→ **WRITTEN REQUEST**
With the pictures left out, copy the listing below exactly.

(Dataset items)

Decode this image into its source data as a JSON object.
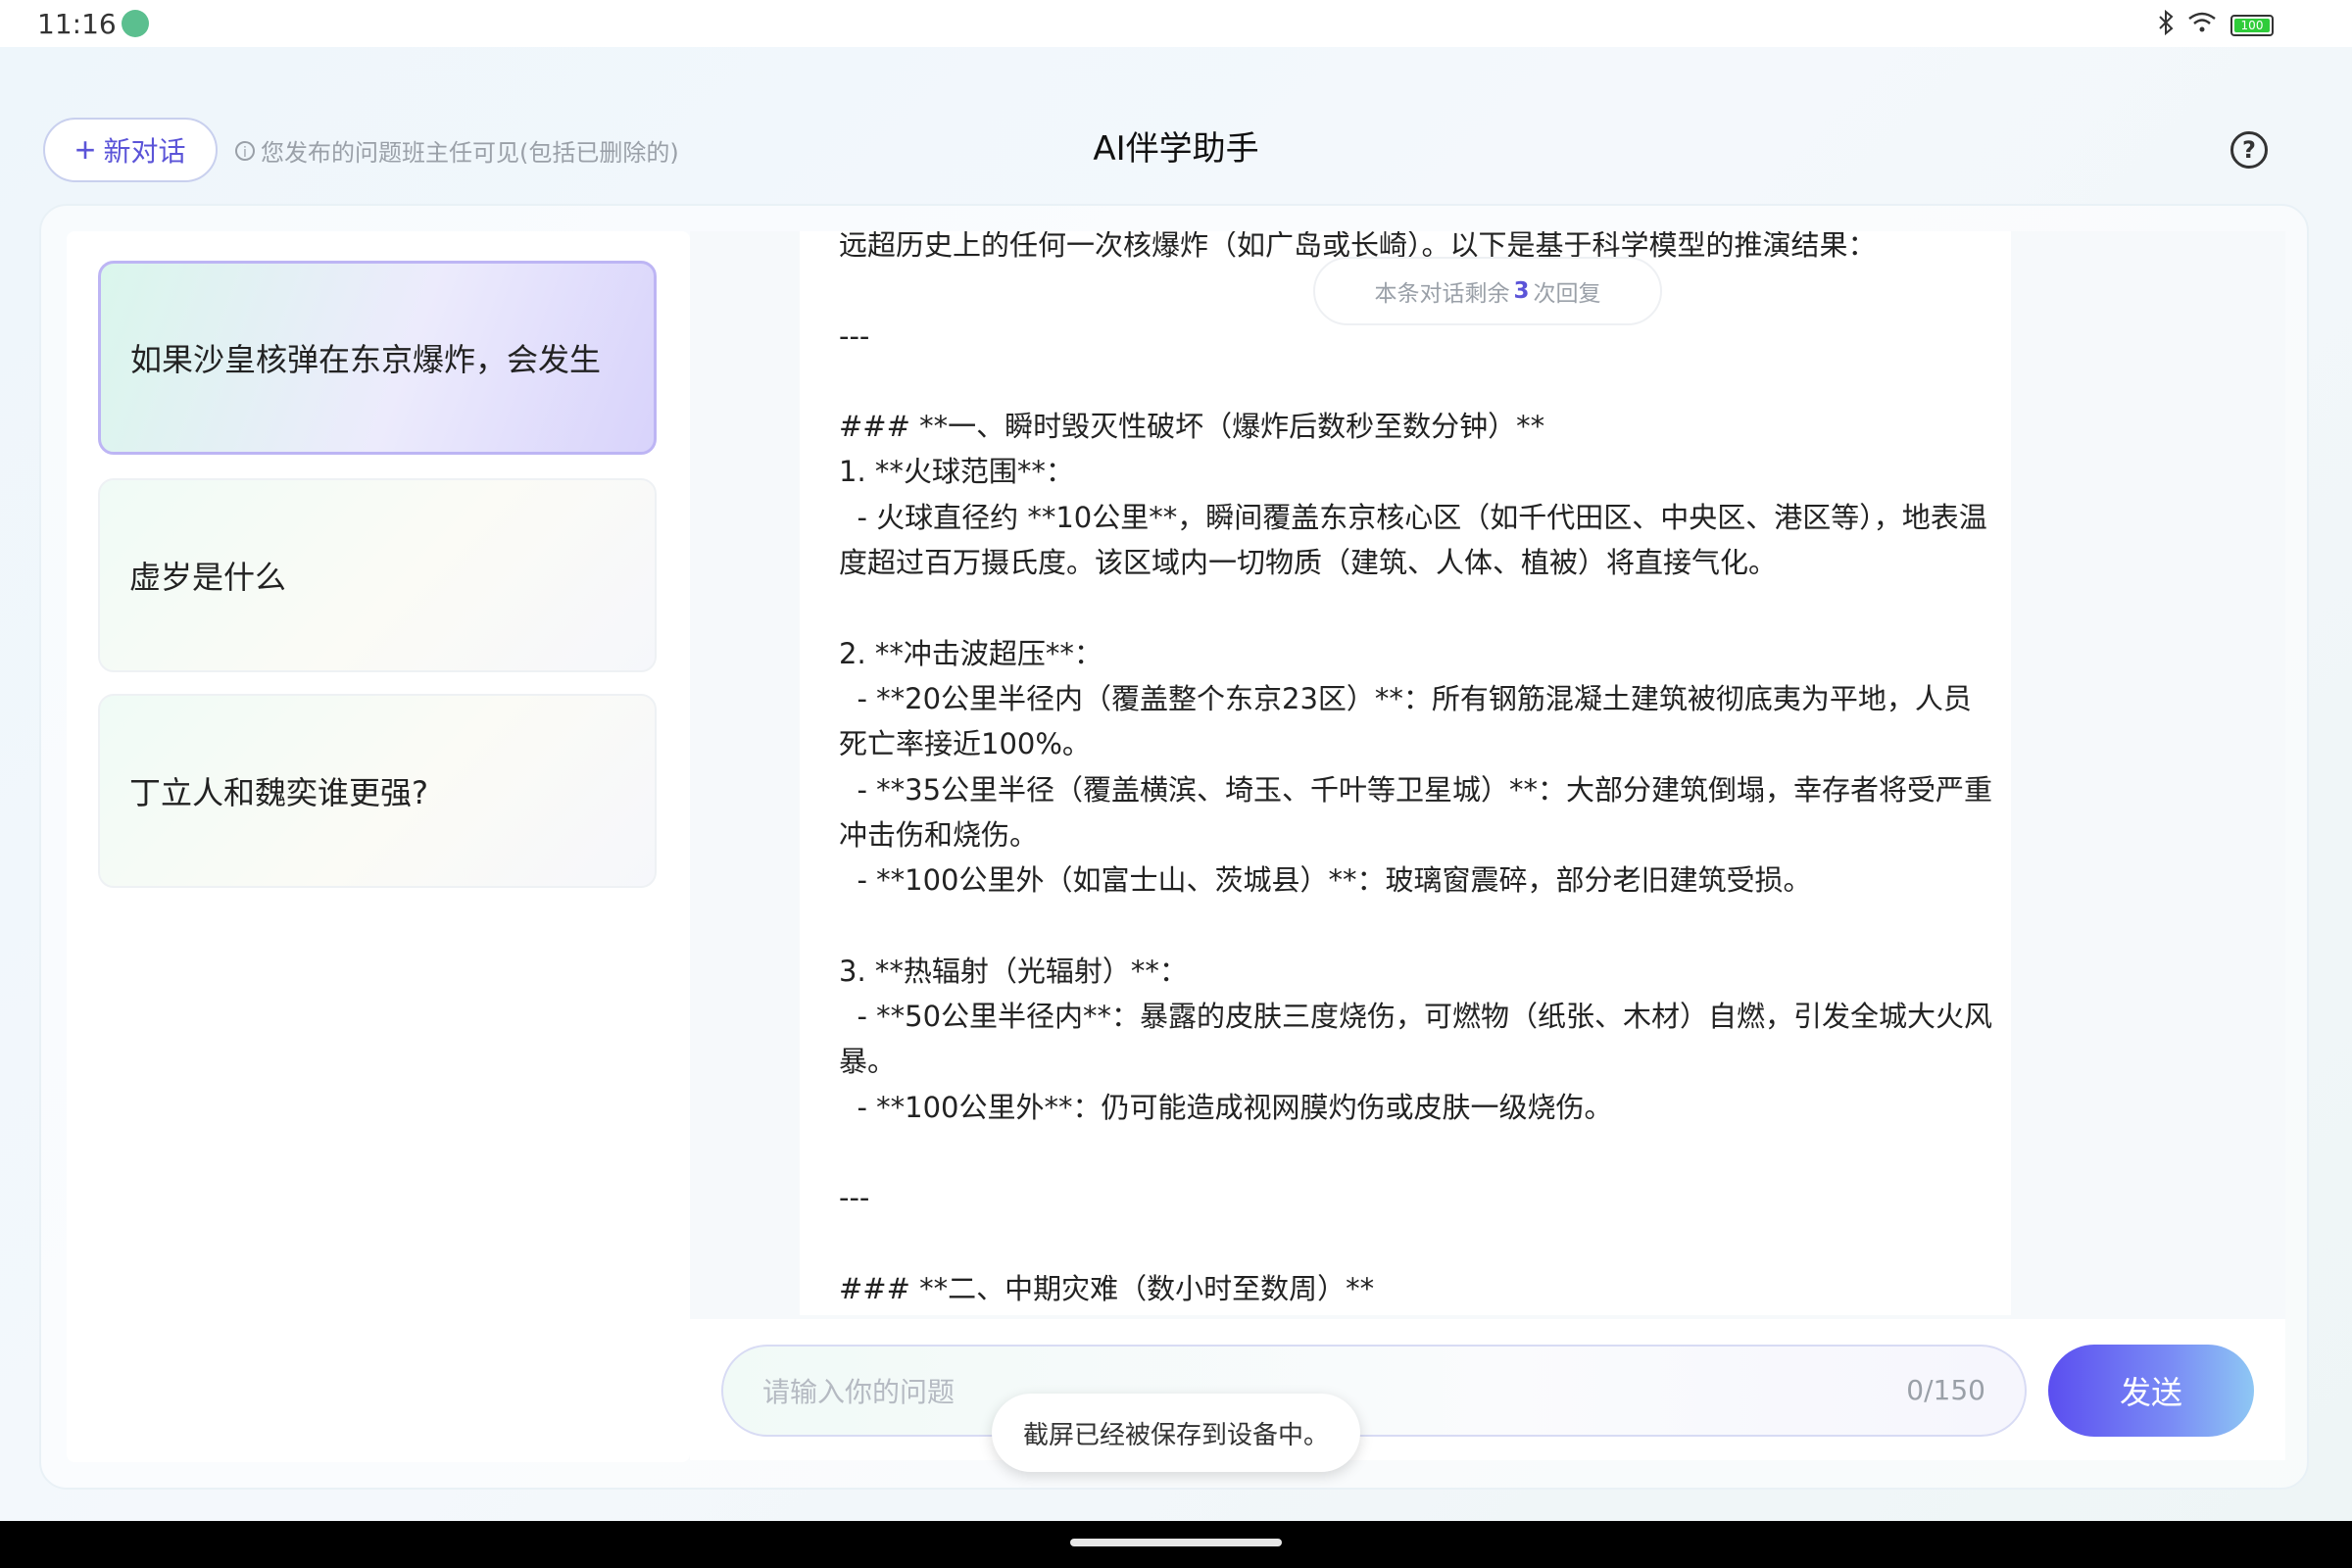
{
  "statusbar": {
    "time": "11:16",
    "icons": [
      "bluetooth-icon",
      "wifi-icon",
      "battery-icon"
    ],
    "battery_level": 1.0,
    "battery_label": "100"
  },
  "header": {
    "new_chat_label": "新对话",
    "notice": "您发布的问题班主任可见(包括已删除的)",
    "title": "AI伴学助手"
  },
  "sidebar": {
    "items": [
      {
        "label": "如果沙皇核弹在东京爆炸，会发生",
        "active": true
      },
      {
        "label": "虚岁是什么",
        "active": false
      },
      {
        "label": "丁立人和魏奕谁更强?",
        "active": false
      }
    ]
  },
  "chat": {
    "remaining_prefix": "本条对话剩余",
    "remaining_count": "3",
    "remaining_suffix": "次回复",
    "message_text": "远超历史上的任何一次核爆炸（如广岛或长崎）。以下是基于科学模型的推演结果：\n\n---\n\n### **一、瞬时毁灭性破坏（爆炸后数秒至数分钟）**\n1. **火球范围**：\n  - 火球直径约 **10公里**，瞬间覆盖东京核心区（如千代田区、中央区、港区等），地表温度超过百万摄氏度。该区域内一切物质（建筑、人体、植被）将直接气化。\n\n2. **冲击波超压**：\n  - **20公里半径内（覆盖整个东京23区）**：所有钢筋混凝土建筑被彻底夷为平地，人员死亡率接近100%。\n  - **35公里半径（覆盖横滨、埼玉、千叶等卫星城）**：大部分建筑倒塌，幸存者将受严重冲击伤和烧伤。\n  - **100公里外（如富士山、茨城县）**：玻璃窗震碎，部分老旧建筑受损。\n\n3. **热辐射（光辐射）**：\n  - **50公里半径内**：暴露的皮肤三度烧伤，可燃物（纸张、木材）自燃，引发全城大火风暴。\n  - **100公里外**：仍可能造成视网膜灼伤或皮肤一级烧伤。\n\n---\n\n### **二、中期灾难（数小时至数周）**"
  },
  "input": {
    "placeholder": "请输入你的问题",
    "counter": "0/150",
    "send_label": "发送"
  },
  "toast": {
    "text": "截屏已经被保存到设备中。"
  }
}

→ **RESULT**
Decode this image into its source data as a JSON object.
{
  "statusbar": {
    "time": "11:16",
    "icons": [
      "bluetooth-icon",
      "wifi-icon",
      "battery-icon"
    ],
    "battery_level": 1.0,
    "battery_label": "100"
  },
  "header": {
    "new_chat_label": "新对话",
    "notice": "您发布的问题班主任可见(包括已删除的)",
    "title": "AI伴学助手"
  },
  "sidebar": {
    "items": [
      {
        "label": "如果沙皇核弹在东京爆炸，会发生",
        "active": true
      },
      {
        "label": "虚岁是什么",
        "active": false
      },
      {
        "label": "丁立人和魏奕谁更强?",
        "active": false
      }
    ]
  },
  "chat": {
    "remaining_prefix": "本条对话剩余",
    "remaining_count": "3",
    "remaining_suffix": "次回复",
    "message_text": "远超历史上的任何一次核爆炸（如广岛或长崎）。以下是基于科学模型的推演结果：\n\n---\n\n### **一、瞬时毁灭性破坏（爆炸后数秒至数分钟）**\n1. **火球范围**：\n  - 火球直径约 **10公里**，瞬间覆盖东京核心区（如千代田区、中央区、港区等），地表温度超过百万摄氏度。该区域内一切物质（建筑、人体、植被）将直接气化。\n\n2. **冲击波超压**：\n  - **20公里半径内（覆盖整个东京23区）**：所有钢筋混凝土建筑被彻底夷为平地，人员死亡率接近100%。\n  - **35公里半径（覆盖横滨、埼玉、千叶等卫星城）**：大部分建筑倒塌，幸存者将受严重冲击伤和烧伤。\n  - **100公里外（如富士山、茨城县）**：玻璃窗震碎，部分老旧建筑受损。\n\n3. **热辐射（光辐射）**：\n  - **50公里半径内**：暴露的皮肤三度烧伤，可燃物（纸张、木材）自燃，引发全城大火风暴。\n  - **100公里外**：仍可能造成视网膜灼伤或皮肤一级烧伤。\n\n---\n\n### **二、中期灾难（数小时至数周）**"
  },
  "input": {
    "placeholder": "请输入你的问题",
    "counter": "0/150",
    "send_label": "发送"
  },
  "toast": {
    "text": "截屏已经被保存到设备中。"
  }
}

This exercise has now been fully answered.